▸ THE EXERCISE:
Write out the listing exactly as it is given.

▸ EXTRACTED MATERIAL:
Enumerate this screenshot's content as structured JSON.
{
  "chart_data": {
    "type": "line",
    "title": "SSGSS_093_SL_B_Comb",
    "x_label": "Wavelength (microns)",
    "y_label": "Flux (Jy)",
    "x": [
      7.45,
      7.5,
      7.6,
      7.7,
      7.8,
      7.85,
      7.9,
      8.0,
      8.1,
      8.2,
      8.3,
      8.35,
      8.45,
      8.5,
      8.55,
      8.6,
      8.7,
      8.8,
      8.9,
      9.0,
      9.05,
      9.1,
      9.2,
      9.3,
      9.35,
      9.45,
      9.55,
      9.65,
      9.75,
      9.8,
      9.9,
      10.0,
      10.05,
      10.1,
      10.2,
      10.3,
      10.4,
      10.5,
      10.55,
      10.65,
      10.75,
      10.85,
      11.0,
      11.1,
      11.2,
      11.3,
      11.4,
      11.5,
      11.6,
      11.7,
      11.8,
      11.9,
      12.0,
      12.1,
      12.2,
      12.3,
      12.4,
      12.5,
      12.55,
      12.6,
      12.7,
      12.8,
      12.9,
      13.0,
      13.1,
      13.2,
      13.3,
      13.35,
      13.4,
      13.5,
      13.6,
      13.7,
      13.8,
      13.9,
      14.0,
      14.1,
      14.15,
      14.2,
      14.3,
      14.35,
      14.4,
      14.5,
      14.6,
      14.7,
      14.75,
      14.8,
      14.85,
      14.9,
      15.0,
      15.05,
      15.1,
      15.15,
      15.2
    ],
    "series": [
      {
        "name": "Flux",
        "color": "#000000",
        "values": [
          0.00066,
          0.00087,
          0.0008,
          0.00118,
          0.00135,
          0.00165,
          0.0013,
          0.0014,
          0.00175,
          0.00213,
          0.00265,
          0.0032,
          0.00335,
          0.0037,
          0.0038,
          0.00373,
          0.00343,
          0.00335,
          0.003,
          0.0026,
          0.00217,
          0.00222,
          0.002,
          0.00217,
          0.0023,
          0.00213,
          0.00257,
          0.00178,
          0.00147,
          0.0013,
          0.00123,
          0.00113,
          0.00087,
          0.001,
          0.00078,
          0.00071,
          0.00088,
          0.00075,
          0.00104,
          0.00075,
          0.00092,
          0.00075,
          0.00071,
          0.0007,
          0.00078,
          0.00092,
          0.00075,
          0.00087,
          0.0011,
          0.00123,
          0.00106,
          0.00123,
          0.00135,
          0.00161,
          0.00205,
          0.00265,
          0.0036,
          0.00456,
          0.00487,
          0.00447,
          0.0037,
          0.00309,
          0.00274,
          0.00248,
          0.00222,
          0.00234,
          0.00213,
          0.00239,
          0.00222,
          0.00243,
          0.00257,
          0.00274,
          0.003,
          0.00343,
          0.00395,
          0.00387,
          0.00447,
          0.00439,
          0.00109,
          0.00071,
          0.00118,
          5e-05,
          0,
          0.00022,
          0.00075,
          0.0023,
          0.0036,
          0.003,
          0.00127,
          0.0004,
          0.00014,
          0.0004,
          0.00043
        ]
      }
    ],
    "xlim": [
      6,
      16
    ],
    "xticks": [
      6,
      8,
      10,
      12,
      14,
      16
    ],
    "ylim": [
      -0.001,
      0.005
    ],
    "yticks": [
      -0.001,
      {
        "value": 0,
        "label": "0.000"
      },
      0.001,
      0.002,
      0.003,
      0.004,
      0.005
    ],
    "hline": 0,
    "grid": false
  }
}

▸ RESULT OF THE TASK:
Enumerate this screenshot's content as structured JSON.
{
  "chart_data": {
    "type": "line",
    "title": "SSGSS_093_SL_B_Comb",
    "x_label": "Wavelength (microns)",
    "y_label": "Flux (Jy)",
    "x": [
      7.45,
      7.5,
      7.6,
      7.7,
      7.8,
      7.85,
      7.9,
      8.0,
      8.1,
      8.2,
      8.3,
      8.35,
      8.45,
      8.5,
      8.55,
      8.6,
      8.7,
      8.8,
      8.9,
      9.0,
      9.05,
      9.1,
      9.2,
      9.3,
      9.35,
      9.45,
      9.55,
      9.65,
      9.75,
      9.8,
      9.9,
      10.0,
      10.05,
      10.1,
      10.2,
      10.3,
      10.4,
      10.5,
      10.55,
      10.65,
      10.75,
      10.85,
      11.0,
      11.1,
      11.2,
      11.3,
      11.4,
      11.5,
      11.6,
      11.7,
      11.8,
      11.9,
      12.0,
      12.1,
      12.2,
      12.3,
      12.4,
      12.5,
      12.55,
      12.6,
      12.7,
      12.8,
      12.9,
      13.0,
      13.1,
      13.2,
      13.3,
      13.35,
      13.4,
      13.5,
      13.6,
      13.7,
      13.8,
      13.9,
      14.0,
      14.1,
      14.15,
      14.2,
      14.3,
      14.35,
      14.4,
      14.5,
      14.6,
      14.7,
      14.75,
      14.8,
      14.85,
      14.9,
      15.0,
      15.05,
      15.1,
      15.15,
      15.2
    ],
    "series": [
      {
        "name": "Flux",
        "color": "#000000",
        "values": [
          0.00066,
          0.00087,
          0.0008,
          0.00118,
          0.00135,
          0.00165,
          0.0013,
          0.0014,
          0.00175,
          0.00213,
          0.00265,
          0.0032,
          0.00335,
          0.0037,
          0.0038,
          0.00373,
          0.00343,
          0.00335,
          0.003,
          0.0026,
          0.00217,
          0.00222,
          0.002,
          0.00217,
          0.0023,
          0.00213,
          0.00257,
          0.00178,
          0.00147,
          0.0013,
          0.00123,
          0.00113,
          0.00087,
          0.001,
          0.00078,
          0.00071,
          0.00088,
          0.00075,
          0.00104,
          0.00075,
          0.00092,
          0.00075,
          0.00071,
          0.0007,
          0.00078,
          0.00092,
          0.00075,
          0.00087,
          0.0011,
          0.00123,
          0.00106,
          0.00123,
          0.00135,
          0.00161,
          0.00205,
          0.00265,
          0.0036,
          0.00456,
          0.00487,
          0.00447,
          0.0037,
          0.00309,
          0.00274,
          0.00248,
          0.00222,
          0.00234,
          0.00213,
          0.00239,
          0.00222,
          0.00243,
          0.00257,
          0.00274,
          0.003,
          0.00343,
          0.00395,
          0.00387,
          0.00447,
          0.00439,
          0.00109,
          0.00071,
          0.00118,
          5e-05,
          0,
          0.00022,
          0.00075,
          0.0023,
          0.0036,
          0.003,
          0.00127,
          0.0004,
          0.00014,
          0.0004,
          0.00043
        ]
      }
    ],
    "xlim": [
      6,
      16
    ],
    "xticks": [
      6,
      8,
      10,
      12,
      14,
      16
    ],
    "ylim": [
      -0.001,
      0.005
    ],
    "yticks": [
      -0.001,
      {
        "value": 0,
        "label": "0.000"
      },
      0.001,
      0.002,
      0.003,
      0.004,
      0.005
    ],
    "hline": 0,
    "grid": false
  }
}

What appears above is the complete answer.